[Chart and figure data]

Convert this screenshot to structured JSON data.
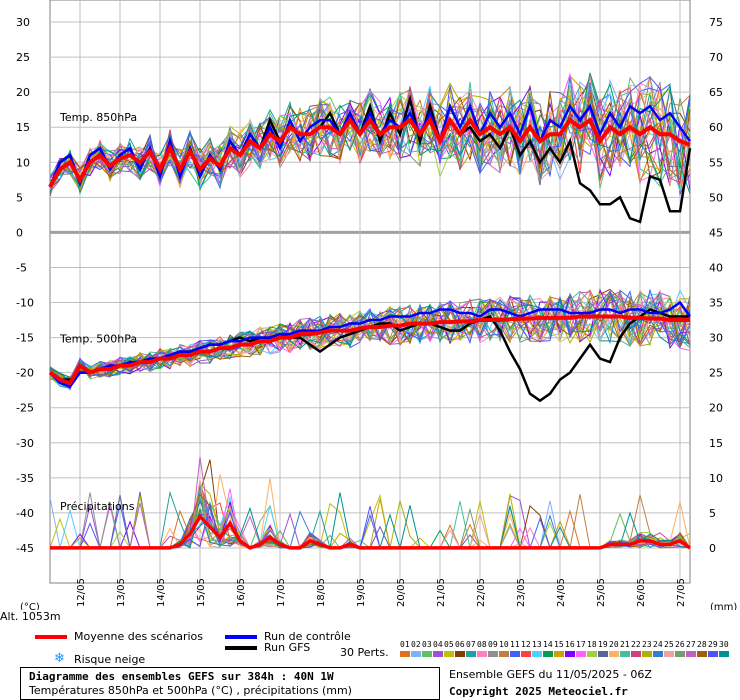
{
  "chart_data": {
    "type": "line",
    "title": "Diagramme des ensembles GEFS sur 384h : 40N 1W",
    "subtitle": "Températures 850hPa et 500hPa (°C) , précipitations (mm)",
    "x_ticks": [
      "12/05",
      "13/05",
      "14/05",
      "15/05",
      "16/05",
      "17/05",
      "18/05",
      "19/05",
      "20/05",
      "21/05",
      "22/05",
      "23/05",
      "24/05",
      "25/05",
      "26/05",
      "27/05"
    ],
    "x_start": "11/05 06Z",
    "x_step_hours": 6,
    "n_steps": 65,
    "left_axis": {
      "label": "(°C)",
      "ticks": [
        30,
        25,
        20,
        15,
        10,
        5,
        0,
        -5,
        -10,
        -15,
        -20,
        -25,
        -30,
        -35,
        -40,
        -45
      ],
      "range": [
        -50,
        30
      ]
    },
    "right_axis": {
      "label": "(mm)",
      "ticks": [
        75,
        70,
        65,
        60,
        55,
        50,
        45,
        40,
        35,
        30,
        25,
        20,
        15,
        10,
        5,
        0
      ]
    },
    "panel_labels": {
      "t850": "Temp. 850hPa",
      "t500": "Temp. 500hPa",
      "precip": "Précipitations"
    },
    "altitude": "Alt. 1053m",
    "series": [
      {
        "name": "Moyenne des scénarios",
        "color": "#ff0000",
        "values_t850": [
          6.5,
          9,
          10,
          7.5,
          10,
          11,
          9.5,
          10.5,
          11,
          10,
          11.5,
          9,
          12,
          9,
          11.5,
          9,
          10.5,
          9.5,
          12,
          11,
          13,
          12,
          14,
          13,
          15,
          14,
          14,
          15,
          15,
          14,
          16,
          14,
          16,
          14,
          15,
          15,
          16,
          14,
          16,
          13,
          16,
          14,
          16,
          14,
          15,
          14,
          15,
          13,
          15,
          13,
          14,
          14,
          16,
          15,
          16,
          13,
          15,
          14,
          15,
          14,
          15,
          14,
          14,
          13,
          12.5
        ]
      },
      {
        "name": "Run de contrôle",
        "color": "#0000ff",
        "values_t850": [
          6.5,
          10,
          11,
          7,
          11,
          12,
          9,
          11,
          12,
          9,
          12,
          8,
          13,
          8,
          12,
          8,
          11,
          9,
          13,
          11,
          14,
          12,
          15,
          12,
          16,
          13,
          15,
          16,
          16,
          14,
          17,
          14,
          17,
          14,
          16,
          15,
          17,
          14,
          17,
          13,
          18,
          15,
          18,
          14,
          17,
          15,
          17,
          14,
          18,
          13,
          16,
          15,
          18,
          16,
          18,
          14,
          17,
          15,
          18,
          17,
          18,
          16,
          17,
          15,
          13
        ]
      },
      {
        "name": "Run GFS",
        "color": "#000000",
        "values_t850": [
          6.5,
          10,
          11,
          7,
          11,
          12,
          9,
          11,
          12,
          9,
          12,
          8,
          13,
          8,
          12,
          8,
          11,
          9,
          13,
          11,
          14,
          12,
          16,
          13,
          15,
          14,
          14,
          15,
          17,
          14,
          17,
          14,
          18,
          13,
          17,
          14,
          19,
          13,
          18,
          13,
          16,
          14,
          15,
          13,
          14,
          12,
          15,
          11,
          13,
          10,
          12,
          10,
          13,
          7,
          6,
          4,
          4,
          5,
          2,
          1.5,
          8,
          7.5,
          3,
          3,
          12
        ],
        "values_t500": [
          -20,
          -21,
          -21,
          -20,
          -20,
          -19.5,
          -19,
          -19,
          -18.5,
          -18.5,
          -18,
          -18,
          -17.5,
          -17,
          -17,
          -16.5,
          -16,
          -16,
          -15.5,
          -15,
          -15.5,
          -15,
          -15,
          -14.5,
          -15,
          -15,
          -16,
          -17,
          -16,
          -15,
          -14.5,
          -14,
          -13.5,
          -13,
          -13,
          -14,
          -13.5,
          -13,
          -13,
          -13.5,
          -14,
          -14,
          -13,
          -12.5,
          -12,
          -14,
          -17,
          -19.5,
          -23,
          -24,
          -23,
          -21,
          -20,
          -18,
          -16,
          -18,
          -18.5,
          -15,
          -13,
          -12,
          -11,
          -11.5,
          -12,
          -12,
          -12
        ]
      }
    ],
    "mean_t500": [
      -20,
      -21,
      -21.5,
      -19,
      -20,
      -19.5,
      -19.5,
      -19,
      -19,
      -18.5,
      -18.5,
      -18,
      -18,
      -17.5,
      -17.5,
      -17,
      -17,
      -16.5,
      -16.5,
      -16,
      -16,
      -15.5,
      -15.5,
      -15,
      -15,
      -14.5,
      -14.5,
      -14.3,
      -14,
      -14,
      -14,
      -13.7,
      -13.5,
      -13.5,
      -13.3,
      -13.3,
      -13,
      -13,
      -13,
      -12.8,
      -12.8,
      -12.7,
      -12.7,
      -12.5,
      -12.5,
      -12.5,
      -12.4,
      -12.3,
      -12.3,
      -12.2,
      -12.2,
      -12.2,
      -12.2,
      -12,
      -12,
      -12,
      -12,
      -12,
      -12.2,
      -12.2,
      -12.3,
      -12.3,
      -12.5,
      -12.5,
      -12.5
    ],
    "control_t500": [
      -20,
      -21.5,
      -22,
      -20,
      -20,
      -19.5,
      -19,
      -19,
      -18.5,
      -18.5,
      -18,
      -18,
      -17.5,
      -17,
      -17,
      -16.5,
      -16,
      -16,
      -15.5,
      -15.5,
      -15,
      -15,
      -15,
      -14.5,
      -14.5,
      -14,
      -14,
      -14,
      -13.5,
      -13.5,
      -13,
      -13,
      -12.5,
      -12.5,
      -12,
      -12,
      -12,
      -11.5,
      -11.5,
      -11,
      -11,
      -11.5,
      -11.5,
      -12,
      -11,
      -11,
      -11.5,
      -12,
      -11.5,
      -11,
      -11,
      -11,
      -11.5,
      -11.5,
      -11.5,
      -11,
      -11,
      -11.5,
      -11,
      -11,
      -11.5,
      -11.5,
      -11,
      -10,
      -12
    ],
    "mean_precip_mm": [
      0,
      0,
      0,
      0,
      0,
      0,
      0,
      0,
      0,
      0,
      0,
      0,
      0,
      0.5,
      2,
      4.5,
      3,
      1.5,
      3.5,
      1,
      0,
      0.5,
      1.5,
      0.5,
      0,
      0,
      1,
      0.5,
      0,
      0,
      0.5,
      0,
      0,
      0,
      0,
      0,
      0,
      0,
      0,
      0,
      0,
      0,
      0,
      0,
      0,
      0,
      0,
      0,
      0,
      0,
      0,
      0,
      0,
      0,
      0,
      0,
      0.5,
      0.5,
      0.5,
      1,
      1,
      0.5,
      0.5,
      1,
      0
    ],
    "perturbations_label": "30 Perts.",
    "perturbation_ids": [
      "01",
      "02",
      "03",
      "04",
      "05",
      "06",
      "07",
      "08",
      "09",
      "10",
      "11",
      "12",
      "13",
      "14",
      "15",
      "16",
      "17",
      "18",
      "19",
      "20",
      "21",
      "22",
      "23",
      "24",
      "25",
      "26",
      "27",
      "28",
      "29",
      "30"
    ],
    "perturbation_colors": [
      "#e07020",
      "#80b0ff",
      "#60c060",
      "#a050d0",
      "#c0c000",
      "#804000",
      "#20a0a0",
      "#ff80c0",
      "#909090",
      "#c08040",
      "#4060ff",
      "#ff4040",
      "#50d0ff",
      "#00a050",
      "#d0a000",
      "#8000ff",
      "#ff60ff",
      "#a0d040",
      "#6060a0",
      "#ffb060",
      "#40c0a0",
      "#d04080",
      "#b0b000",
      "#3080d0",
      "#f0a0a0",
      "#70a070",
      "#c060c0",
      "#a06000",
      "#5050ff",
      "#009090"
    ]
  },
  "legend": {
    "mean": "Moyenne des scénarios",
    "control": "Run de contrôle",
    "gfs": "Run GFS",
    "snow_risk": "Risque neige",
    "perts": "30 Perts."
  },
  "title_box": {
    "line1": "Diagramme des ensembles GEFS sur 384h : 40N 1W",
    "line2": "Températures 850hPa et 500hPa (°C) , précipitations (mm)"
  },
  "ensemble_info": "Ensemble GEFS du 11/05/2025 - 06Z",
  "copyright": "Copyright 2025 Meteociel.fr",
  "colors": {
    "grid": "#c0c0c0",
    "mean": "#ff0000",
    "control": "#0000ff",
    "gfs": "#000000"
  }
}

TASK OBJECTIVE |
Pull out all lines from the entries above in which the word "GEFS" appears.

TASK OUTPUT |
    "title": "Diagramme des ensembles GEFS sur 384h : 40N 1W",
    "line1": "Diagramme des ensembles GEFS sur 384h : 40N 1W",
  "ensemble_info": "Ensemble GEFS du 11/05/2025 - 06Z",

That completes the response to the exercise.